■ Goal ■
Below are some records. Pull every line that contains the word "University".
>> Start Listed entries
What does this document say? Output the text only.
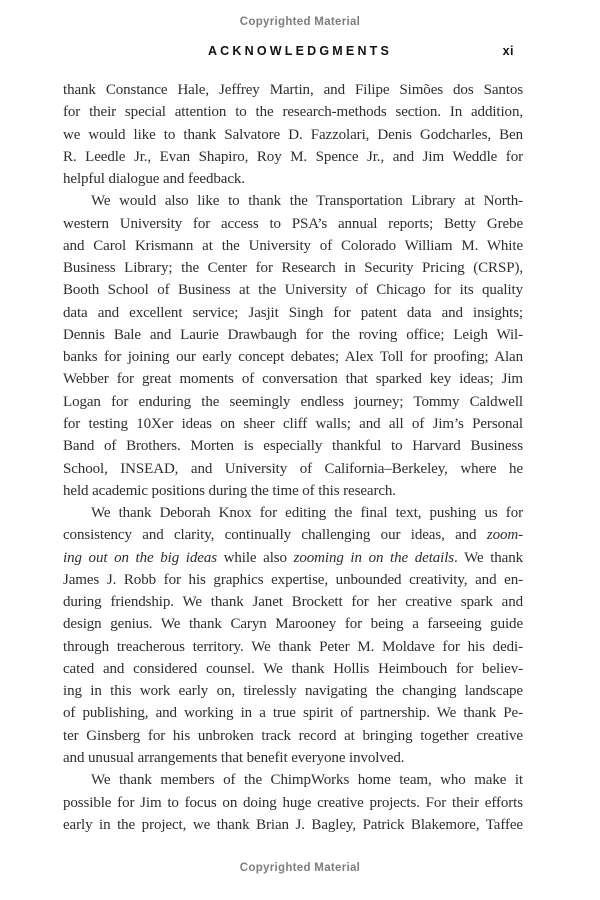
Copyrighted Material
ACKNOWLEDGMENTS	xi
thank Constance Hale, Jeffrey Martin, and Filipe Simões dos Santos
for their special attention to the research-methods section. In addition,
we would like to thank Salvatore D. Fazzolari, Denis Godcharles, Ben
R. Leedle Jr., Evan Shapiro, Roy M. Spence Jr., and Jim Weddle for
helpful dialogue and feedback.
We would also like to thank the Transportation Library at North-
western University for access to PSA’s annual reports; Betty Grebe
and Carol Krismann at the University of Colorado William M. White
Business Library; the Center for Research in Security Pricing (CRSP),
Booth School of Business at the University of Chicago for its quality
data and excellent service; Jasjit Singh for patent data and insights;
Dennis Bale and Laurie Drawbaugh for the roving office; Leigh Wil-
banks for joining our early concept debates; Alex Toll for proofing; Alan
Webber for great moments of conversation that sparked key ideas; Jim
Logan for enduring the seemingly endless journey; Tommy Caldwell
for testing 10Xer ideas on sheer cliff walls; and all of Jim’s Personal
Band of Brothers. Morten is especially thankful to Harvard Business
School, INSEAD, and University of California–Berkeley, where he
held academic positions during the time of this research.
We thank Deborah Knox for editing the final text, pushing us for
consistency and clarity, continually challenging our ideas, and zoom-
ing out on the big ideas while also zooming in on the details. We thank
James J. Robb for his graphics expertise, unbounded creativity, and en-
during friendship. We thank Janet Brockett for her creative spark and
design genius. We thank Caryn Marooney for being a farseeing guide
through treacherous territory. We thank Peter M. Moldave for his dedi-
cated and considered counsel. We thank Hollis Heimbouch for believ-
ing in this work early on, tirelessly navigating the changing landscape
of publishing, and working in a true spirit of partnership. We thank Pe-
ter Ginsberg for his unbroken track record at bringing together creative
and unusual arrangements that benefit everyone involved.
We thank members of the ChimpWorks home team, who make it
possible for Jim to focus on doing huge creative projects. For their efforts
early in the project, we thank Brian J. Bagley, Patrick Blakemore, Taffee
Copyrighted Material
>> End Listed entries
■ Result of this task ■
western University for access to PSA’s annual reports; Betty Grebe
and Carol Krismann at the University of Colorado William M. White
Booth School of Business at the University of Chicago for its quality
School, INSEAD, and University of California–Berkeley, where he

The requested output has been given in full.